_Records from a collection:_
────────────────────────────────────────
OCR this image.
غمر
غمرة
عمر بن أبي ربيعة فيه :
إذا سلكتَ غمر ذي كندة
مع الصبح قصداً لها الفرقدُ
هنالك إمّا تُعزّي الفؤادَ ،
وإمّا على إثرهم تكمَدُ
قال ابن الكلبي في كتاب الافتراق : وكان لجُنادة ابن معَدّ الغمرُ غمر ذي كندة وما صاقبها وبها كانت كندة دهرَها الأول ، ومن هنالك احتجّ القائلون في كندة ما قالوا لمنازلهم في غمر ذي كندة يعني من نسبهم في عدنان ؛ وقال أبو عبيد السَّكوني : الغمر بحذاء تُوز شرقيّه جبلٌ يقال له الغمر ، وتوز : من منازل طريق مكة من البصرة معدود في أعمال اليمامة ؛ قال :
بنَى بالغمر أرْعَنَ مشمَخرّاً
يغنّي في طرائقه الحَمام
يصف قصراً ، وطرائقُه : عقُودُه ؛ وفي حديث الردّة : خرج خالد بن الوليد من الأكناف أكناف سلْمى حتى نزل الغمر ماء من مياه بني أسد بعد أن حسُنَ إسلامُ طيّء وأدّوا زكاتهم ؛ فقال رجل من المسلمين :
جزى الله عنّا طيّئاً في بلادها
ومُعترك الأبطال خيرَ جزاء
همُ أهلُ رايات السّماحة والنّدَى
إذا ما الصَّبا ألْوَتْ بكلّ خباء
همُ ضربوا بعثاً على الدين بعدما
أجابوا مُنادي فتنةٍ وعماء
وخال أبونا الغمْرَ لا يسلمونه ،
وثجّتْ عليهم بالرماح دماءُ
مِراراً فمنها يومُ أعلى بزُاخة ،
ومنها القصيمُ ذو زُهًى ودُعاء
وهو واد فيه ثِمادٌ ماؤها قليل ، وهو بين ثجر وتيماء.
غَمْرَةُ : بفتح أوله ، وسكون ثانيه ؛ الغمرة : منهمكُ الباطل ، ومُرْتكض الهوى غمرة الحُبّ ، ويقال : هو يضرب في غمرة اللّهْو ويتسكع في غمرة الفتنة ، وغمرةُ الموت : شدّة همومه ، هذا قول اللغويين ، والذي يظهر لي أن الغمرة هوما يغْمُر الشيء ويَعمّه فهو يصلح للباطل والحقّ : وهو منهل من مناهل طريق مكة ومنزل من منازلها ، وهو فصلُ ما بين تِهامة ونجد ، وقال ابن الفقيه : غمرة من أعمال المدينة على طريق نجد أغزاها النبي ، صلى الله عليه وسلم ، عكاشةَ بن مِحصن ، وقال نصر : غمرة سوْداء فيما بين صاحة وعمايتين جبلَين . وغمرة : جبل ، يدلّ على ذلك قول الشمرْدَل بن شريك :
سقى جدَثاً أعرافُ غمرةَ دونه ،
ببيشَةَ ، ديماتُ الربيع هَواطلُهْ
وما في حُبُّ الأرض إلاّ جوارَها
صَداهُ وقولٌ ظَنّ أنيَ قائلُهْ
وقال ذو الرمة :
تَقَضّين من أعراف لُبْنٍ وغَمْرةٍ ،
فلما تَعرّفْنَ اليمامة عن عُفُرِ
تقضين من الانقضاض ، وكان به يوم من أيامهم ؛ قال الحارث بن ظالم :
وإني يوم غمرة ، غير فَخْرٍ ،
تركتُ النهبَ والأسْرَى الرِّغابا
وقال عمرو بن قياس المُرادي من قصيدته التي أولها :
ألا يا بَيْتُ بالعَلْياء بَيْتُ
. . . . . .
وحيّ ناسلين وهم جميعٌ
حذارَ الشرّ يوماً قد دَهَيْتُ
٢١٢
────────────────────────────────────────
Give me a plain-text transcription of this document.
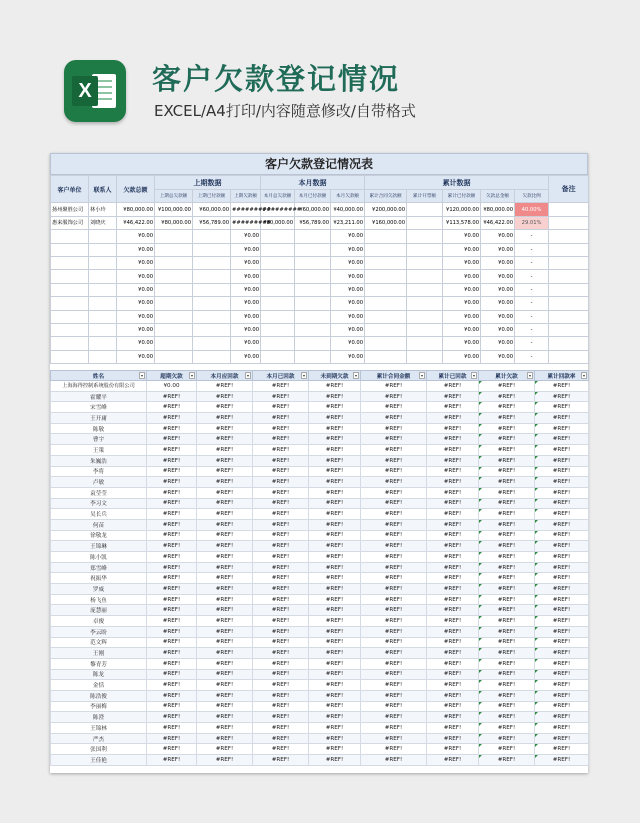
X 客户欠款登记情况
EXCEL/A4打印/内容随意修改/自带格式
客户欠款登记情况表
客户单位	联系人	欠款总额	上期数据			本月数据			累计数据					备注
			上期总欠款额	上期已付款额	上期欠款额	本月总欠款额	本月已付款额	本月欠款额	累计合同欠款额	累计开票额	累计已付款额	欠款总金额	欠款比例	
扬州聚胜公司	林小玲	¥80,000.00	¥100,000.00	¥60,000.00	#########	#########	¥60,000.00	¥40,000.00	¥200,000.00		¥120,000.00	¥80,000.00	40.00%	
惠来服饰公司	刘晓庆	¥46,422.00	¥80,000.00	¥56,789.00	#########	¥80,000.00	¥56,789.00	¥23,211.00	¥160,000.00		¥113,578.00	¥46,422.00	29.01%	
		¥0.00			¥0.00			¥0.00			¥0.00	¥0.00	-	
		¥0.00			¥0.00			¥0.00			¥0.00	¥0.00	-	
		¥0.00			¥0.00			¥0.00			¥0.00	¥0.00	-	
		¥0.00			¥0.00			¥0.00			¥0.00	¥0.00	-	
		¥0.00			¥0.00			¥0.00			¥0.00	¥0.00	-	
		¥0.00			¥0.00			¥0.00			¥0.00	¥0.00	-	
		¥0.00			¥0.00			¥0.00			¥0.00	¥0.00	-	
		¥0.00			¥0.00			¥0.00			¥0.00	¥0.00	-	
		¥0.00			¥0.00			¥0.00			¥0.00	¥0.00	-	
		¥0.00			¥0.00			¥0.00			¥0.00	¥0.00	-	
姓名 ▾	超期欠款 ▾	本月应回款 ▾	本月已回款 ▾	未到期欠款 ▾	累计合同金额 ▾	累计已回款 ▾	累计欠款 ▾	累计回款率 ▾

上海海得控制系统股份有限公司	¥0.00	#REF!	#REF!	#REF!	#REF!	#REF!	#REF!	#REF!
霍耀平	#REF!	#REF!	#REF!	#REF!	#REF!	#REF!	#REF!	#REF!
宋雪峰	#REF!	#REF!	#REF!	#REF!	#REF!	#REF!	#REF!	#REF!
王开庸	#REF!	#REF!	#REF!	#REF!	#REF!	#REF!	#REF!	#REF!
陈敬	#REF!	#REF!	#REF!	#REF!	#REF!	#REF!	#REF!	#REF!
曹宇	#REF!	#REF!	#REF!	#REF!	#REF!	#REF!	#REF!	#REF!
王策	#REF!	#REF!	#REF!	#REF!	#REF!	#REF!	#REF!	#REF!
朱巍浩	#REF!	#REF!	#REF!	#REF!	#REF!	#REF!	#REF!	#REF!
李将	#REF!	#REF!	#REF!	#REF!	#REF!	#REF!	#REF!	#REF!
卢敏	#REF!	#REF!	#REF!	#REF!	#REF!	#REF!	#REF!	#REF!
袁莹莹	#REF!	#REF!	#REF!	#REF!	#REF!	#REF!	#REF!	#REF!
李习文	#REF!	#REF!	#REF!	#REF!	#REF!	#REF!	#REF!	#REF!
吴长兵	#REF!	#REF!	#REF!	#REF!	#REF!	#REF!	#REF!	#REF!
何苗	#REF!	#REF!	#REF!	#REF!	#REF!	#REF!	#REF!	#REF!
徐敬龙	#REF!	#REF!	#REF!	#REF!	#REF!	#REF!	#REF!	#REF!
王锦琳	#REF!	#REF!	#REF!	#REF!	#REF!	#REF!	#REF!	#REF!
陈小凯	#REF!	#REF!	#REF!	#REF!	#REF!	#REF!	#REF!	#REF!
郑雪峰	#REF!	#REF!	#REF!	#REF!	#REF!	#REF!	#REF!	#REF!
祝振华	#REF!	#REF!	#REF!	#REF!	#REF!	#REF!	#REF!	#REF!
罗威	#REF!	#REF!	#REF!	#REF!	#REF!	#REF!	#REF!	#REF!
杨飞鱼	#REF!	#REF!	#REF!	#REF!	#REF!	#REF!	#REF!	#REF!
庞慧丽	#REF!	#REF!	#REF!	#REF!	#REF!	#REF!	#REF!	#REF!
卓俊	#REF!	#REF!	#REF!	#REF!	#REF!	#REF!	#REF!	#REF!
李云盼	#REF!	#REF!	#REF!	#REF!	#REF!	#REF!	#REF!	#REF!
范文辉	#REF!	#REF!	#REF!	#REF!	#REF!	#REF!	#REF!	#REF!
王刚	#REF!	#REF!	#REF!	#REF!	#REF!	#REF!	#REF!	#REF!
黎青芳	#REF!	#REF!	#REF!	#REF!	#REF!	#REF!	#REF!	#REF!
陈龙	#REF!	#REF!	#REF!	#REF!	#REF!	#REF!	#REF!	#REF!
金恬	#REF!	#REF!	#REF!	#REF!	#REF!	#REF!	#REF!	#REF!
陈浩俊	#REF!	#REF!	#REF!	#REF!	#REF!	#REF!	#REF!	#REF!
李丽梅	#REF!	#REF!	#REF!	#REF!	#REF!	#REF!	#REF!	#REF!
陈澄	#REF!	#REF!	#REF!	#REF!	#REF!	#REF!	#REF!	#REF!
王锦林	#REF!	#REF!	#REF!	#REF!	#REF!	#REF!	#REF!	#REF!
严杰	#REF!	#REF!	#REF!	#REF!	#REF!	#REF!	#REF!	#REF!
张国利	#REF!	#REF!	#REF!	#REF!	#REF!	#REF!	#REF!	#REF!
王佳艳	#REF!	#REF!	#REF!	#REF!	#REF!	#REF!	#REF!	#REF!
────────────────────────────────────────
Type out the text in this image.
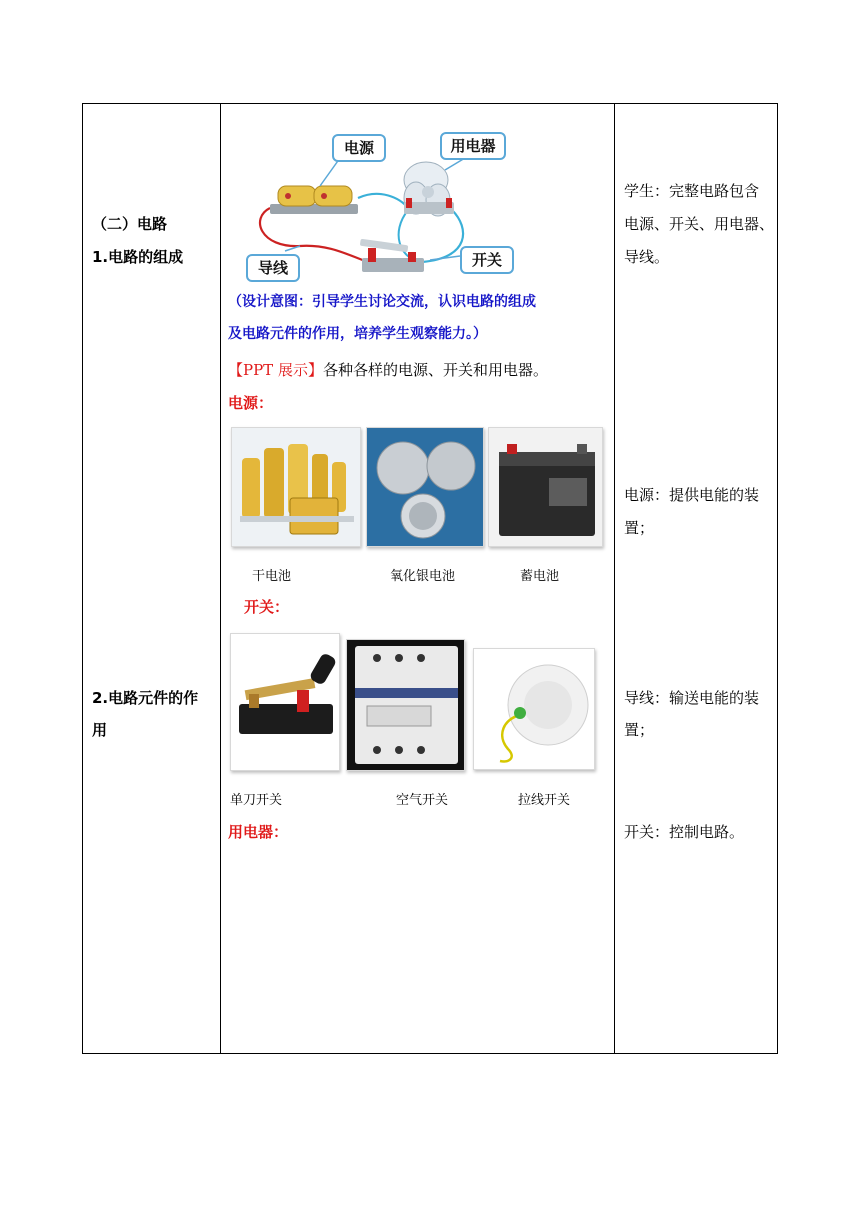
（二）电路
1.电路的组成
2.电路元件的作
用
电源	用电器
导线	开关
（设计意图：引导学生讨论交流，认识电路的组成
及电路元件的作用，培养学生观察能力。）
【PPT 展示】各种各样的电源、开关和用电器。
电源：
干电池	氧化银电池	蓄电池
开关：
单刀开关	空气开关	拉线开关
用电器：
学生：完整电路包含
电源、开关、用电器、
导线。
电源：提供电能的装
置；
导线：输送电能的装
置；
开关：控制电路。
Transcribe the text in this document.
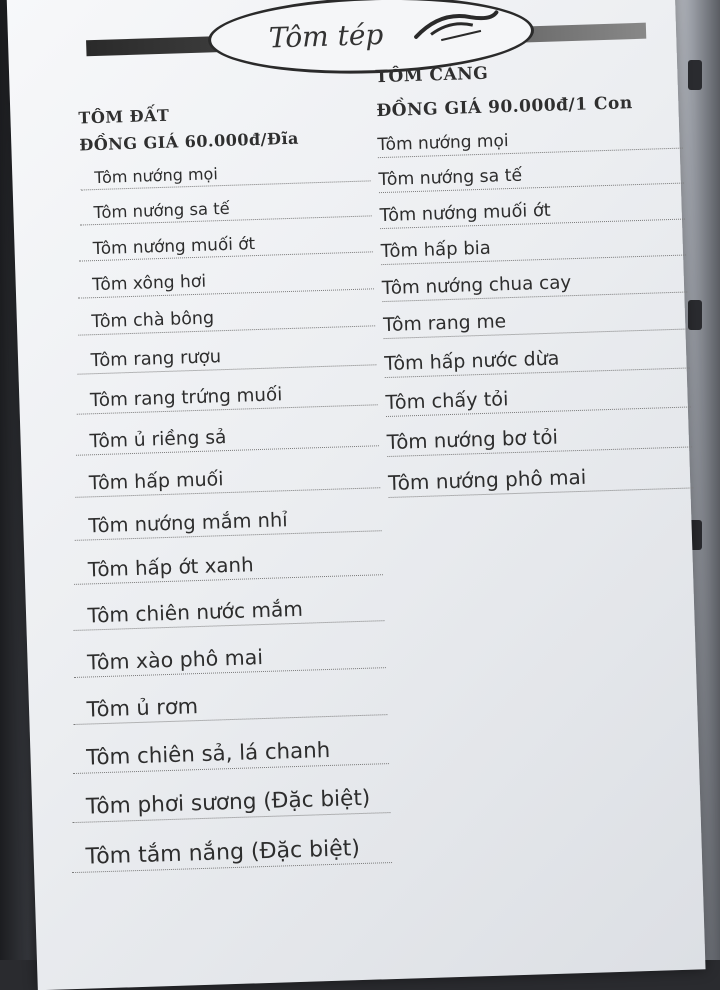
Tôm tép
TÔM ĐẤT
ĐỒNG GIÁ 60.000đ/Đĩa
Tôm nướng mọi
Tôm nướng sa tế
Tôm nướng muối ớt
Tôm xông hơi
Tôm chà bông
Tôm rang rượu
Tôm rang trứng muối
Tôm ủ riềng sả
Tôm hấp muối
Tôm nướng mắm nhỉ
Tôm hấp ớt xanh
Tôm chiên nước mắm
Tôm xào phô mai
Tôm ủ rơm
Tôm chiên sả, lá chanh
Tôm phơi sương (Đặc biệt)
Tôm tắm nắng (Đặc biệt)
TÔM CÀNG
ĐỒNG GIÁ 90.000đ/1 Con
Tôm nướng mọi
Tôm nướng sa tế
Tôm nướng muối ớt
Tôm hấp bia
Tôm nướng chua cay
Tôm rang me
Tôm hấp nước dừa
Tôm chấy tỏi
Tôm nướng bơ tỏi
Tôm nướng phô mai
────────────────────────────────────────
_WHAT IS BEING ASKED:_ Pick out all the lines with the word "image" in them and copy them.

_SOLUTION TO THE EXERCISE:_
OCR this image.
Type out the text in this image.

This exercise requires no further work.